(Dataset records)
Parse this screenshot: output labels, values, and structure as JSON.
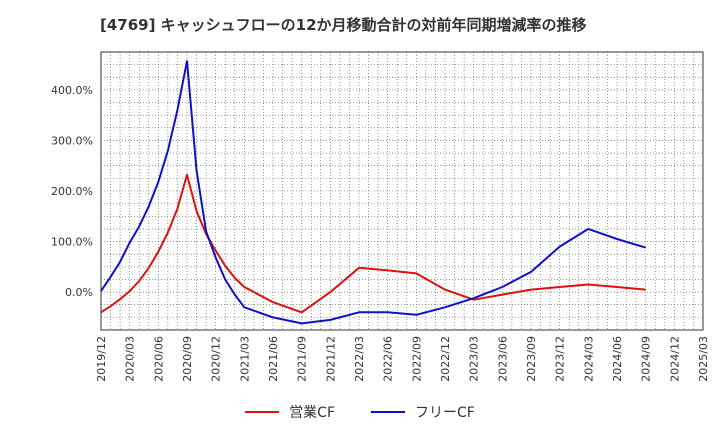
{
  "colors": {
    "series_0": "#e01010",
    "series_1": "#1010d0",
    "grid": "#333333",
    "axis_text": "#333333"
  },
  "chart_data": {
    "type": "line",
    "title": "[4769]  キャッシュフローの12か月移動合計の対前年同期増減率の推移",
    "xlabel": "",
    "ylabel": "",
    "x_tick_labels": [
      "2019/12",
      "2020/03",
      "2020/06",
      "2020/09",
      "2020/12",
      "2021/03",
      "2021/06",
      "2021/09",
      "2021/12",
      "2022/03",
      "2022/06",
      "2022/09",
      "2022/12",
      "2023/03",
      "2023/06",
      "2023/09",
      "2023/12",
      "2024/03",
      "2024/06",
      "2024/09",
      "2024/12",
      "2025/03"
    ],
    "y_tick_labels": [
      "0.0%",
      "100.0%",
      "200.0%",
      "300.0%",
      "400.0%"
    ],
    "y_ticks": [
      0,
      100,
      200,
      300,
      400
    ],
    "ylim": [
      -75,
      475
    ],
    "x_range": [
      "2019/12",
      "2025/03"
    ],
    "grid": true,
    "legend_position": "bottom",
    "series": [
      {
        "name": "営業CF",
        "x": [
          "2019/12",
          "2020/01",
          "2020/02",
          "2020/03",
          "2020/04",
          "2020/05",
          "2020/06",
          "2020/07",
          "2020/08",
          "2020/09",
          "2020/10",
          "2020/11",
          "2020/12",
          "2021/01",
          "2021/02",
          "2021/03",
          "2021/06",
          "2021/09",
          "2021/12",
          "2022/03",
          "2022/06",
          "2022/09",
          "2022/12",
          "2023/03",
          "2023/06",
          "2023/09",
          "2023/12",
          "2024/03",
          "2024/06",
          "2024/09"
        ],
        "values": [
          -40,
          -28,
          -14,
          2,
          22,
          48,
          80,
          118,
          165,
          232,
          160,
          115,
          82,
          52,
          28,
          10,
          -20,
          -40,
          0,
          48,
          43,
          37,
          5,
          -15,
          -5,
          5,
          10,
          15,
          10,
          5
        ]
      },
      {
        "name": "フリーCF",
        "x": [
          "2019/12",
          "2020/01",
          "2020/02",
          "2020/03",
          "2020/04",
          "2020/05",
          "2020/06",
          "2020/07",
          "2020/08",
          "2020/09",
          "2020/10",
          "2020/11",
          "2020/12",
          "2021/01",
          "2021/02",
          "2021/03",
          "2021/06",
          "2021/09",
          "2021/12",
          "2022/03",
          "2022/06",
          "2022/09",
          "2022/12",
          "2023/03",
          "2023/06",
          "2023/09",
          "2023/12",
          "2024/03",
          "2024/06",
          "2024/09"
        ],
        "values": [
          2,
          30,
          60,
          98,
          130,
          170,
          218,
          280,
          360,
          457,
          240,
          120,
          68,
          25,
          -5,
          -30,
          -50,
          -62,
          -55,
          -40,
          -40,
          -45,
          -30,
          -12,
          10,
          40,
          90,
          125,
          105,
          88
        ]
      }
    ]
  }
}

__WHAT TO WORK ON__
Leave the pictures out and reproduce each record exactly as written.

__OUTPUT FOR THIS EXERCISE__
Parse this screenshot: output labels, values, and structure as JSON.
{
  "colors": {
    "series_0": "#e01010",
    "series_1": "#1010d0",
    "grid": "#333333",
    "axis_text": "#333333"
  },
  "chart_data": {
    "type": "line",
    "title": "[4769]  キャッシュフローの12か月移動合計の対前年同期増減率の推移",
    "xlabel": "",
    "ylabel": "",
    "x_tick_labels": [
      "2019/12",
      "2020/03",
      "2020/06",
      "2020/09",
      "2020/12",
      "2021/03",
      "2021/06",
      "2021/09",
      "2021/12",
      "2022/03",
      "2022/06",
      "2022/09",
      "2022/12",
      "2023/03",
      "2023/06",
      "2023/09",
      "2023/12",
      "2024/03",
      "2024/06",
      "2024/09",
      "2024/12",
      "2025/03"
    ],
    "y_tick_labels": [
      "0.0%",
      "100.0%",
      "200.0%",
      "300.0%",
      "400.0%"
    ],
    "y_ticks": [
      0,
      100,
      200,
      300,
      400
    ],
    "ylim": [
      -75,
      475
    ],
    "x_range": [
      "2019/12",
      "2025/03"
    ],
    "grid": true,
    "legend_position": "bottom",
    "series": [
      {
        "name": "営業CF",
        "x": [
          "2019/12",
          "2020/01",
          "2020/02",
          "2020/03",
          "2020/04",
          "2020/05",
          "2020/06",
          "2020/07",
          "2020/08",
          "2020/09",
          "2020/10",
          "2020/11",
          "2020/12",
          "2021/01",
          "2021/02",
          "2021/03",
          "2021/06",
          "2021/09",
          "2021/12",
          "2022/03",
          "2022/06",
          "2022/09",
          "2022/12",
          "2023/03",
          "2023/06",
          "2023/09",
          "2023/12",
          "2024/03",
          "2024/06",
          "2024/09"
        ],
        "values": [
          -40,
          -28,
          -14,
          2,
          22,
          48,
          80,
          118,
          165,
          232,
          160,
          115,
          82,
          52,
          28,
          10,
          -20,
          -40,
          0,
          48,
          43,
          37,
          5,
          -15,
          -5,
          5,
          10,
          15,
          10,
          5
        ]
      },
      {
        "name": "フリーCF",
        "x": [
          "2019/12",
          "2020/01",
          "2020/02",
          "2020/03",
          "2020/04",
          "2020/05",
          "2020/06",
          "2020/07",
          "2020/08",
          "2020/09",
          "2020/10",
          "2020/11",
          "2020/12",
          "2021/01",
          "2021/02",
          "2021/03",
          "2021/06",
          "2021/09",
          "2021/12",
          "2022/03",
          "2022/06",
          "2022/09",
          "2022/12",
          "2023/03",
          "2023/06",
          "2023/09",
          "2023/12",
          "2024/03",
          "2024/06",
          "2024/09"
        ],
        "values": [
          2,
          30,
          60,
          98,
          130,
          170,
          218,
          280,
          360,
          457,
          240,
          120,
          68,
          25,
          -5,
          -30,
          -50,
          -62,
          -55,
          -40,
          -40,
          -45,
          -30,
          -12,
          10,
          40,
          90,
          125,
          105,
          88
        ]
      }
    ]
  }
}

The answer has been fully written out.